● Exercise directions:
Everything in the data should be repeated exactly, save for the images.

--- start of Given records ---

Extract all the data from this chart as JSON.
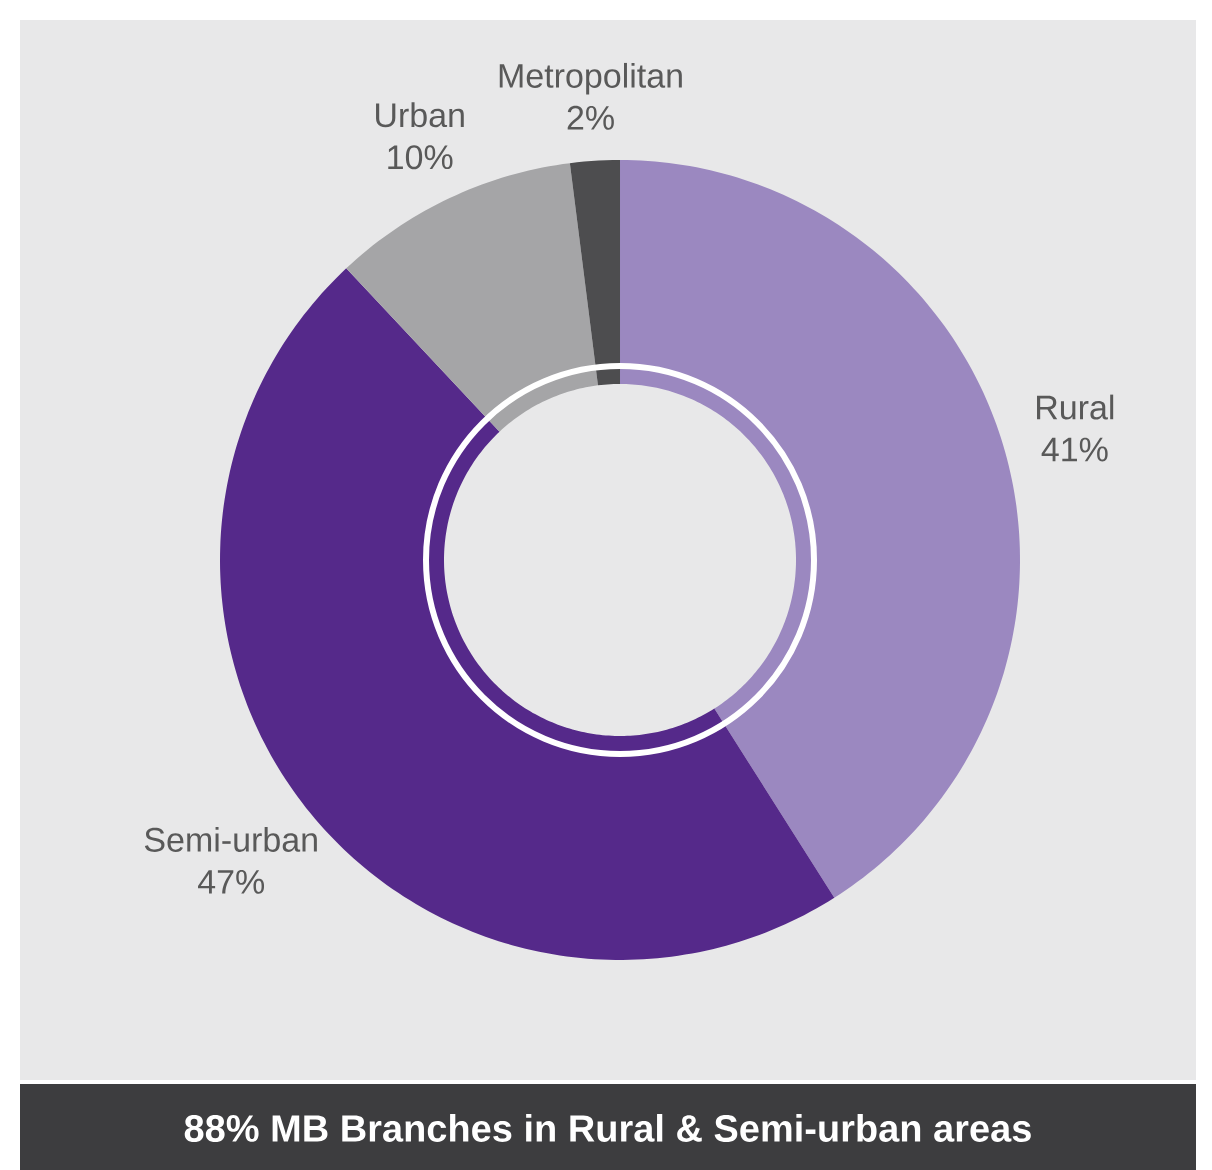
{
  "chart_data": {
    "type": "donut",
    "title": "88% MB Branches in Rural & Semi-urban areas",
    "categories": [
      "Rural",
      "Semi-urban",
      "Urban",
      "Metropolitan"
    ],
    "values": [
      41,
      47,
      10,
      2
    ],
    "value_labels": [
      "41%",
      "47%",
      "10%",
      "2%"
    ],
    "colors": [
      "#9b88c0",
      "#55298a",
      "#a5a5a7",
      "#4d4d4f"
    ]
  }
}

--- end of Given records ---

● Answer to the problem:
Extract all the data from this chart as JSON.
{
  "chart_data": {
    "type": "donut",
    "title": "88% MB Branches in Rural & Semi-urban areas",
    "categories": [
      "Rural",
      "Semi-urban",
      "Urban",
      "Metropolitan"
    ],
    "values": [
      41,
      47,
      10,
      2
    ],
    "value_labels": [
      "41%",
      "47%",
      "10%",
      "2%"
    ],
    "colors": [
      "#9b88c0",
      "#55298a",
      "#a5a5a7",
      "#4d4d4f"
    ]
  }
}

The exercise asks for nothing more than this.